* Direction *
Using the listing below, select the lines with the word "name" and copy them.

** start Supplied records **

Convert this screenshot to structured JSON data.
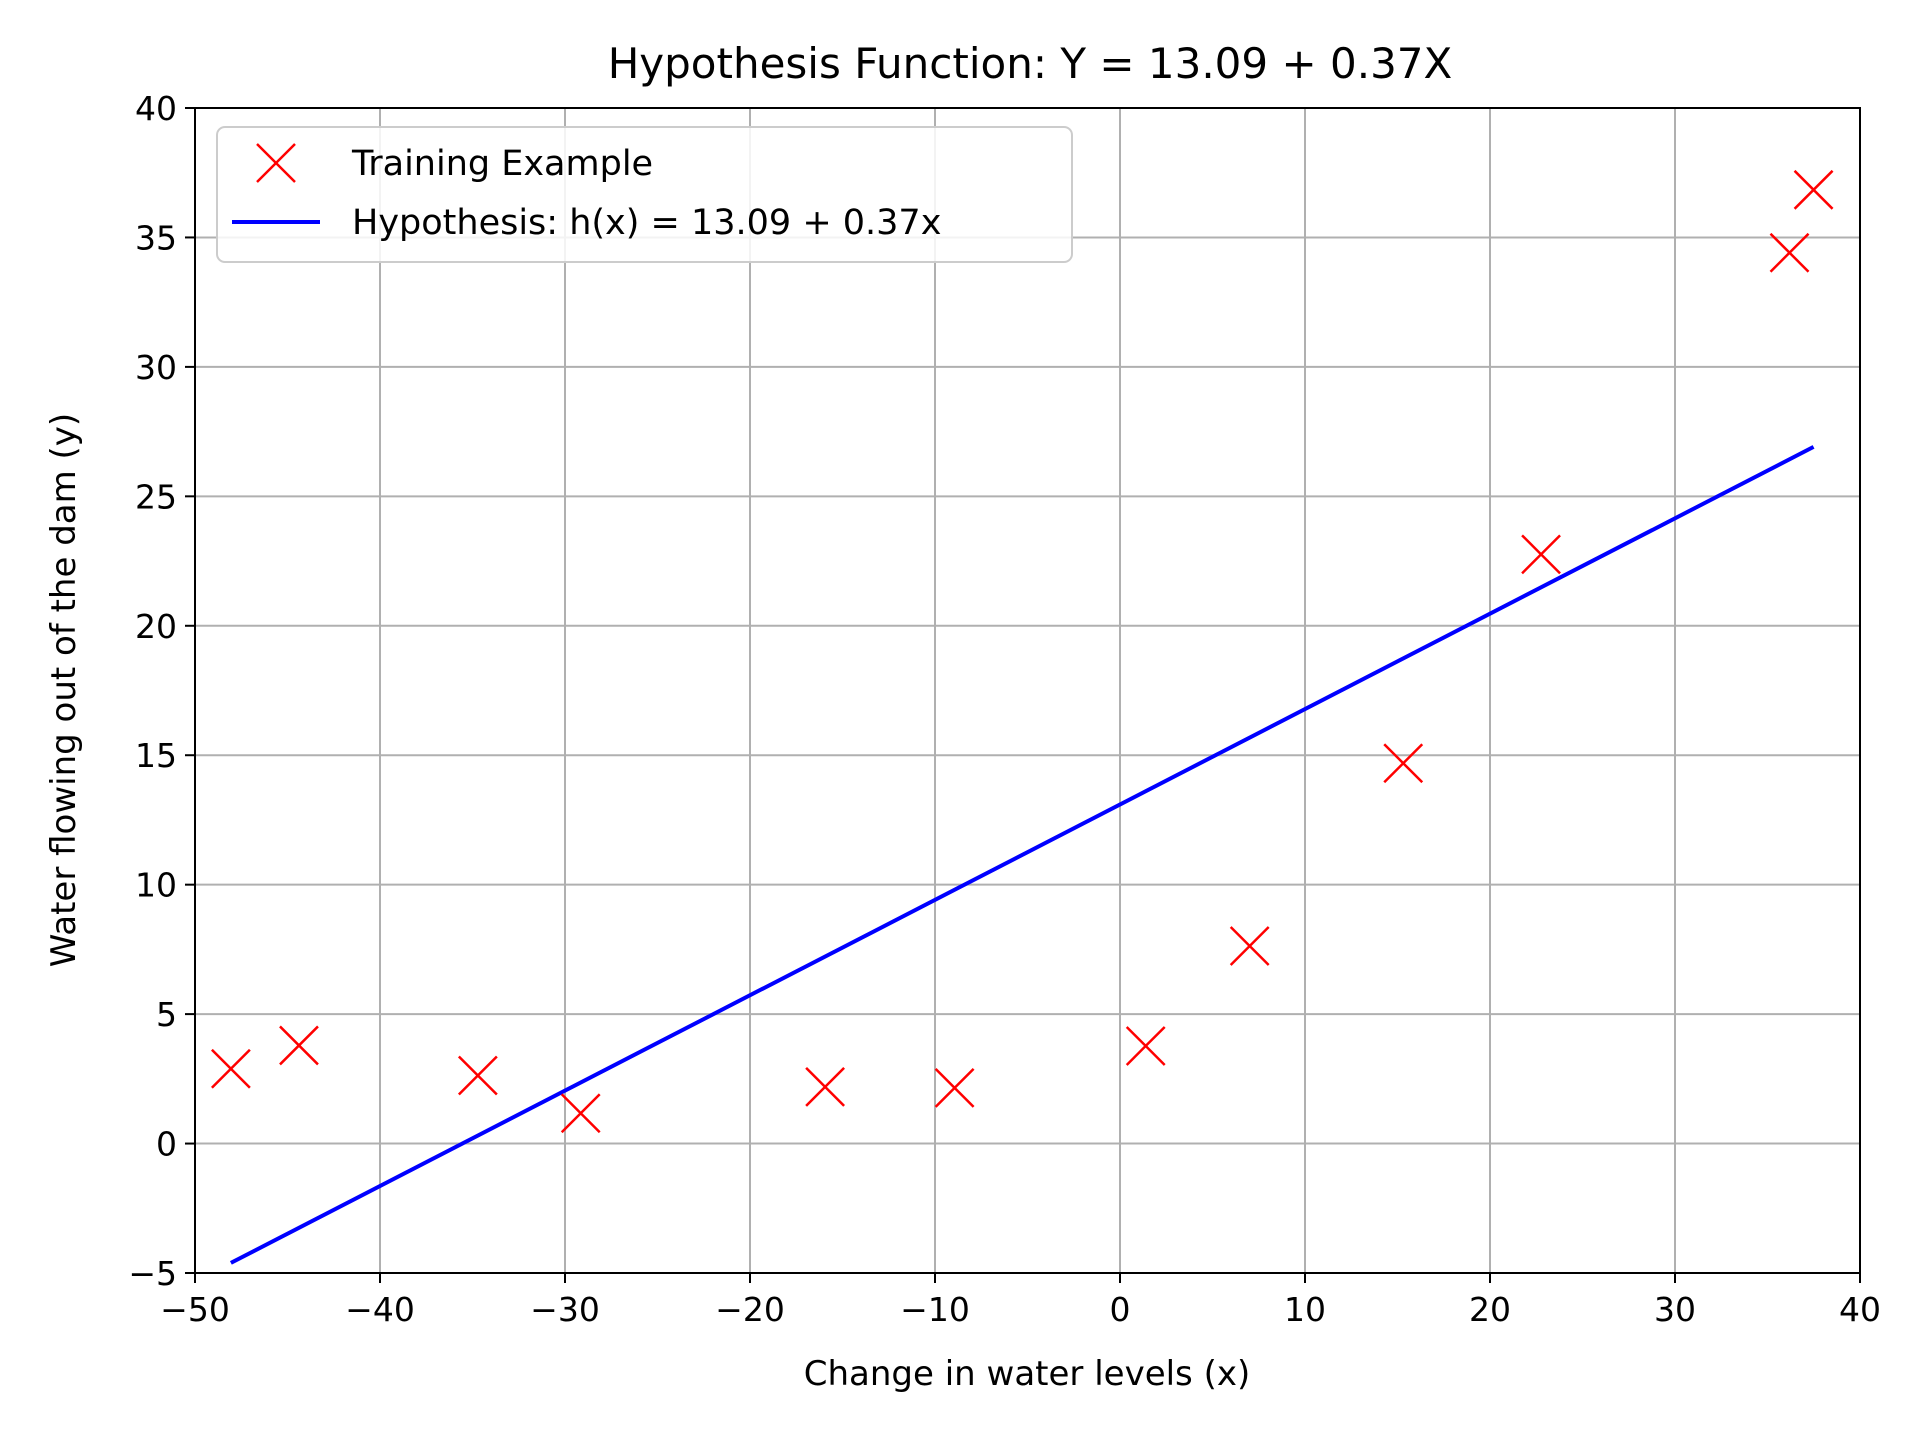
{
  "chart_data": {
    "type": "scatter",
    "title": "Hypothesis Function: Y = 13.09 + 0.37X",
    "xlabel": "Change in water levels (x)",
    "ylabel": "Water flowing out of the dam (y)",
    "xlim": [
      -50,
      40
    ],
    "ylim": [
      -5,
      40
    ],
    "x_ticks": [
      -50,
      -40,
      -30,
      -20,
      -10,
      0,
      10,
      20,
      30,
      40
    ],
    "y_ticks": [
      -5,
      0,
      5,
      10,
      15,
      20,
      25,
      30,
      35,
      40
    ],
    "x_tick_labels": [
      "−50",
      "−40",
      "−30",
      "−20",
      "−10",
      "0",
      "10",
      "20",
      "30",
      "40"
    ],
    "y_tick_labels": [
      "−5",
      "0",
      "5",
      "10",
      "15",
      "20",
      "25",
      "30",
      "35",
      "40"
    ],
    "grid": true,
    "legend_position": "top-left",
    "series": [
      {
        "name": "Training Example",
        "kind": "scatter",
        "marker": "x",
        "color": "#ff0000",
        "points": [
          {
            "x": -48.06,
            "y": 2.89
          },
          {
            "x": -44.38,
            "y": 3.79
          },
          {
            "x": -34.71,
            "y": 2.63
          },
          {
            "x": -29.15,
            "y": 1.17
          },
          {
            "x": -15.94,
            "y": 2.19
          },
          {
            "x": -8.94,
            "y": 2.15
          },
          {
            "x": 1.39,
            "y": 3.77
          },
          {
            "x": 7.01,
            "y": 7.63
          },
          {
            "x": 15.31,
            "y": 14.69
          },
          {
            "x": 22.76,
            "y": 22.76
          },
          {
            "x": 36.19,
            "y": 34.41
          },
          {
            "x": 37.49,
            "y": 36.84
          }
        ]
      },
      {
        "name": "Hypothesis: h(x) = 13.09 + 0.37x",
        "kind": "line",
        "color": "#0000ff",
        "points": [
          {
            "x": -48.06,
            "y": -4.61
          },
          {
            "x": 37.49,
            "y": 26.91
          }
        ]
      }
    ]
  }
}
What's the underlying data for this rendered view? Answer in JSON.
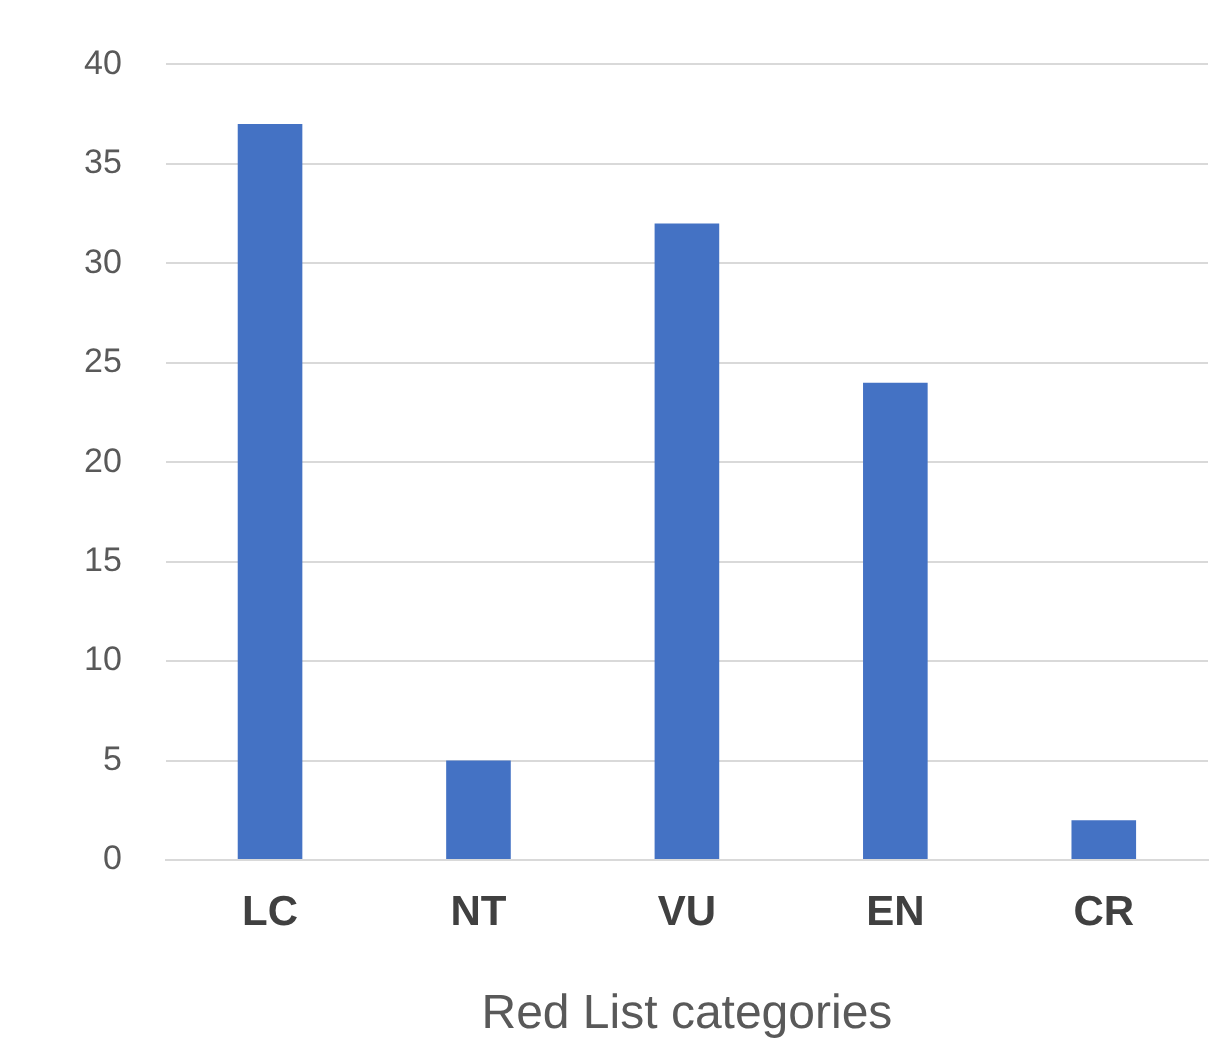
{
  "chart_data": {
    "type": "bar",
    "xlabel": "Red List categories",
    "categories": [
      "LC",
      "NT",
      "VU",
      "EN",
      "CR"
    ],
    "values": [
      37,
      5,
      32,
      24,
      2
    ],
    "color": "#4472c4",
    "ylim": [
      0,
      40
    ],
    "yticks": [
      0,
      5,
      10,
      15,
      20,
      25,
      30,
      35,
      40
    ],
    "grid": "y"
  }
}
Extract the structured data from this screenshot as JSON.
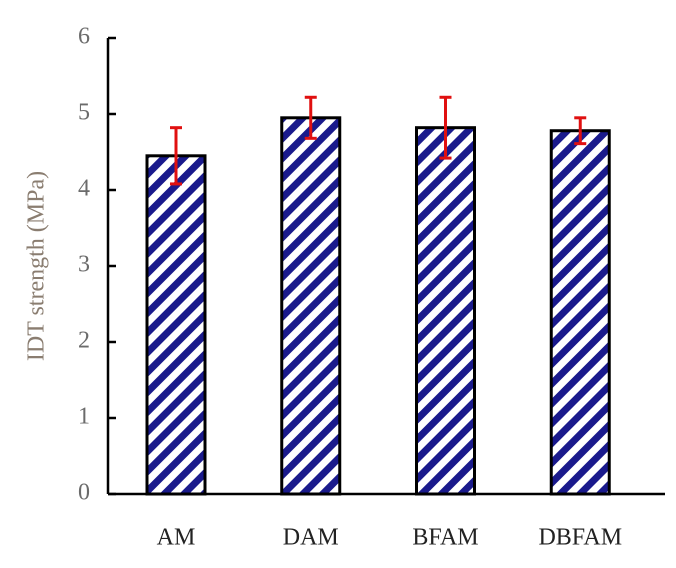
{
  "chart_data": {
    "type": "bar",
    "y_label": "IDT strength (MPa)",
    "categories": [
      "AM",
      "DAM",
      "BFAM",
      "DBFAM"
    ],
    "values": [
      4.45,
      4.95,
      4.82,
      4.78
    ],
    "errors": [
      0.37,
      0.27,
      0.4,
      0.17
    ],
    "color": "#1a1a8c",
    "error_color": "#e01010",
    "ylim": [
      0,
      6
    ],
    "yticks": [
      0,
      1,
      2,
      3,
      4,
      5,
      6
    ]
  }
}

** end Supplied records **

* Written response *
        "name": "Training Example",
        "name": "Hypothesis: h(x) = 13.09 + 0.37x",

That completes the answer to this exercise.